(Lines of data)
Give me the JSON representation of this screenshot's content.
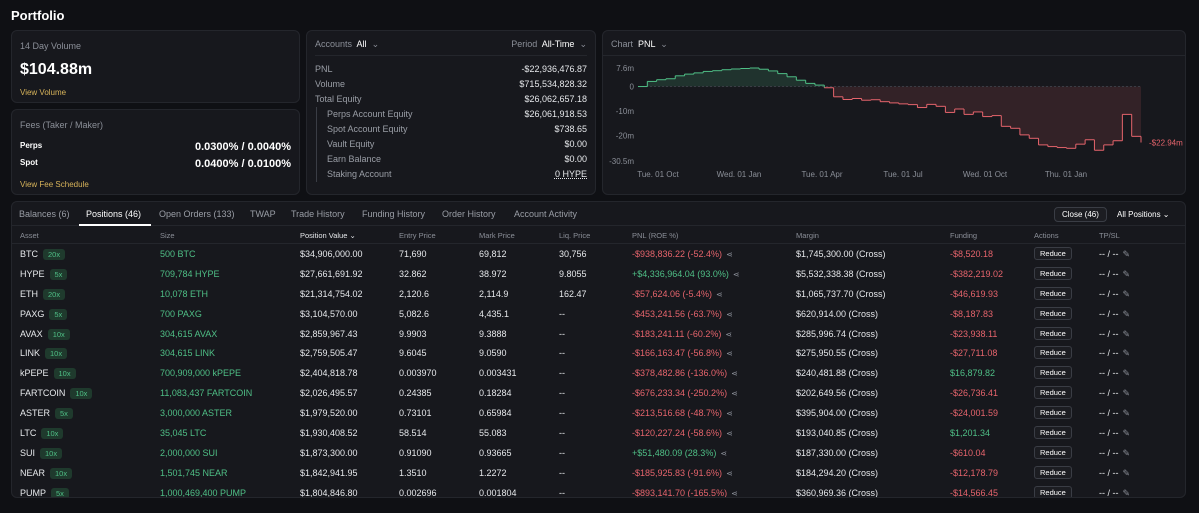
{
  "page_title": "Portfolio",
  "volume": {
    "label": "14 Day Volume",
    "value": "$104.88m",
    "link": "View Volume"
  },
  "fees": {
    "label": "Fees (Taker / Maker)",
    "perps_label": "Perps",
    "perps_value": "0.0300% / 0.0040%",
    "spot_label": "Spot",
    "spot_value": "0.0400% / 0.0100%",
    "link": "View Fee Schedule"
  },
  "account": {
    "accounts_label": "Accounts",
    "accounts_value": "All",
    "period_label": "Period",
    "period_value": "All-Time",
    "rows": [
      {
        "label": "PNL",
        "value": "-$22,936,476.87"
      },
      {
        "label": "Volume",
        "value": "$715,534,828.32"
      },
      {
        "label": "Total Equity",
        "value": "$26,062,657.18"
      },
      {
        "label": "Perps Account Equity",
        "value": "$26,061,918.53"
      },
      {
        "label": "Spot Account Equity",
        "value": "$738.65"
      },
      {
        "label": "Vault Equity",
        "value": "$0.00"
      },
      {
        "label": "Earn Balance",
        "value": "$0.00"
      },
      {
        "label": "Staking Account",
        "value": "0 HYPE"
      }
    ]
  },
  "chart_header": {
    "label": "Chart",
    "value": "PNL"
  },
  "chart_data": {
    "type": "line",
    "title": "PNL",
    "y_ticks": [
      "7.6m",
      "0",
      "-10m",
      "-20m",
      "-30.5m"
    ],
    "x_ticks": [
      "Tue. 01 Oct",
      "Wed. 01 Jan",
      "Tue. 01 Apr",
      "Tue. 01 Jul",
      "Wed. 01 Oct",
      "Thu. 01 Jan"
    ],
    "ylim": [
      -30.5,
      7.6
    ],
    "end_label": "-$22.94m",
    "series": [
      {
        "name": "PNL",
        "values": [
          0,
          2.1,
          2.8,
          3.2,
          4.4,
          5.1,
          5.6,
          6.2,
          6.5,
          6.9,
          7.2,
          7.4,
          7.6,
          7.1,
          6.4,
          5.3,
          4.0,
          2.6,
          1.3,
          0.6,
          -0.5,
          -4.2,
          -5.3,
          -4.9,
          -5.6,
          -5.4,
          -6.2,
          -6.7,
          -7.1,
          -7.4,
          -8.6,
          -7.3,
          -8.1,
          -10.6,
          -9.2,
          -11.4,
          -10.4,
          -12.3,
          -11.9,
          -16.3,
          -17.1,
          -19.8,
          -21.2,
          -23.9,
          -24.6,
          -25.0,
          -25.3,
          -23.6,
          -21.8,
          -26.1,
          -23.9,
          -22.2,
          -11.4,
          -20.4,
          -22.94
        ]
      }
    ]
  },
  "tabs": [
    {
      "label": "Balances (6)"
    },
    {
      "label": "Positions (46)"
    },
    {
      "label": "Open Orders (133)"
    },
    {
      "label": "TWAP"
    },
    {
      "label": "Trade History"
    },
    {
      "label": "Funding History"
    },
    {
      "label": "Order History"
    },
    {
      "label": "Account Activity"
    }
  ],
  "close_button": "Close (46)",
  "positions_filter": "All Positions",
  "columns": [
    "Asset",
    "Size",
    "Position Value",
    "Entry Price",
    "Mark Price",
    "Liq. Price",
    "PNL (ROE %)",
    "Margin",
    "Funding",
    "Actions",
    "TP/SL"
  ],
  "reduce_label": "Reduce",
  "tpsl_value": "-- / --",
  "rows": [
    {
      "asset": "BTC",
      "lev": "20x",
      "size": "500 BTC",
      "value": "$34,906,000.00",
      "entry": "71,690",
      "mark": "69,812",
      "liq": "30,756",
      "pnl": "-$938,836.22 (-52.4%)",
      "pnl_pos": false,
      "margin": "$1,745,300.00 (Cross)",
      "funding": "-$8,520.18",
      "funding_pos": false
    },
    {
      "asset": "HYPE",
      "lev": "5x",
      "size": "709,784 HYPE",
      "value": "$27,661,691.92",
      "entry": "32.862",
      "mark": "38.972",
      "liq": "9.8055",
      "pnl": "+$4,336,964.04 (93.0%)",
      "pnl_pos": true,
      "margin": "$5,532,338.38 (Cross)",
      "funding": "-$382,219.02",
      "funding_pos": false
    },
    {
      "asset": "ETH",
      "lev": "20x",
      "size": "10,078 ETH",
      "value": "$21,314,754.02",
      "entry": "2,120.6",
      "mark": "2,114.9",
      "liq": "162.47",
      "pnl": "-$57,624.06 (-5.4%)",
      "pnl_pos": false,
      "margin": "$1,065,737.70 (Cross)",
      "funding": "-$46,619.93",
      "funding_pos": false
    },
    {
      "asset": "PAXG",
      "lev": "5x",
      "size": "700 PAXG",
      "value": "$3,104,570.00",
      "entry": "5,082.6",
      "mark": "4,435.1",
      "liq": "--",
      "pnl": "-$453,241.56 (-63.7%)",
      "pnl_pos": false,
      "margin": "$620,914.00 (Cross)",
      "funding": "-$8,187.83",
      "funding_pos": false
    },
    {
      "asset": "AVAX",
      "lev": "10x",
      "size": "304,615 AVAX",
      "value": "$2,859,967.43",
      "entry": "9.9903",
      "mark": "9.3888",
      "liq": "--",
      "pnl": "-$183,241.11 (-60.2%)",
      "pnl_pos": false,
      "margin": "$285,996.74 (Cross)",
      "funding": "-$23,938.11",
      "funding_pos": false
    },
    {
      "asset": "LINK",
      "lev": "10x",
      "size": "304,615 LINK",
      "value": "$2,759,505.47",
      "entry": "9.6045",
      "mark": "9.0590",
      "liq": "--",
      "pnl": "-$166,163.47 (-56.8%)",
      "pnl_pos": false,
      "margin": "$275,950.55 (Cross)",
      "funding": "-$27,711.08",
      "funding_pos": false
    },
    {
      "asset": "kPEPE",
      "lev": "10x",
      "size": "700,909,000 kPEPE",
      "value": "$2,404,818.78",
      "entry": "0.003970",
      "mark": "0.003431",
      "liq": "--",
      "pnl": "-$378,482.86 (-136.0%)",
      "pnl_pos": false,
      "margin": "$240,481.88 (Cross)",
      "funding": "$16,879.82",
      "funding_pos": true
    },
    {
      "asset": "FARTCOIN",
      "lev": "10x",
      "size": "11,083,437 FARTCOIN",
      "value": "$2,026,495.57",
      "entry": "0.24385",
      "mark": "0.18284",
      "liq": "--",
      "pnl": "-$676,233.34 (-250.2%)",
      "pnl_pos": false,
      "margin": "$202,649.56 (Cross)",
      "funding": "-$26,736.41",
      "funding_pos": false
    },
    {
      "asset": "ASTER",
      "lev": "5x",
      "size": "3,000,000 ASTER",
      "value": "$1,979,520.00",
      "entry": "0.73101",
      "mark": "0.65984",
      "liq": "--",
      "pnl": "-$213,516.68 (-48.7%)",
      "pnl_pos": false,
      "margin": "$395,904.00 (Cross)",
      "funding": "-$24,001.59",
      "funding_pos": false
    },
    {
      "asset": "LTC",
      "lev": "10x",
      "size": "35,045 LTC",
      "value": "$1,930,408.52",
      "entry": "58.514",
      "mark": "55.083",
      "liq": "--",
      "pnl": "-$120,227.24 (-58.6%)",
      "pnl_pos": false,
      "margin": "$193,040.85 (Cross)",
      "funding": "$1,201.34",
      "funding_pos": true
    },
    {
      "asset": "SUI",
      "lev": "10x",
      "size": "2,000,000 SUI",
      "value": "$1,873,300.00",
      "entry": "0.91090",
      "mark": "0.93665",
      "liq": "--",
      "pnl": "+$51,480.09 (28.3%)",
      "pnl_pos": true,
      "margin": "$187,330.00 (Cross)",
      "funding": "-$610.04",
      "funding_pos": false
    },
    {
      "asset": "NEAR",
      "lev": "10x",
      "size": "1,501,745 NEAR",
      "value": "$1,842,941.95",
      "entry": "1.3510",
      "mark": "1.2272",
      "liq": "--",
      "pnl": "-$185,925.83 (-91.6%)",
      "pnl_pos": false,
      "margin": "$184,294.20 (Cross)",
      "funding": "-$12,178.79",
      "funding_pos": false
    },
    {
      "asset": "PUMP",
      "lev": "5x",
      "size": "1,000,469,400 PUMP",
      "value": "$1,804,846.80",
      "entry": "0.002696",
      "mark": "0.001804",
      "liq": "--",
      "pnl": "-$893,141.70 (-165.5%)",
      "pnl_pos": false,
      "margin": "$360,969.36 (Cross)",
      "funding": "-$14,566.45",
      "funding_pos": false
    }
  ]
}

Exercise goal: Each line that holds the word "FARTCOIN" is to be copied.

Expected answer:
      "asset": "FARTCOIN",
      "size": "11,083,437 FARTCOIN",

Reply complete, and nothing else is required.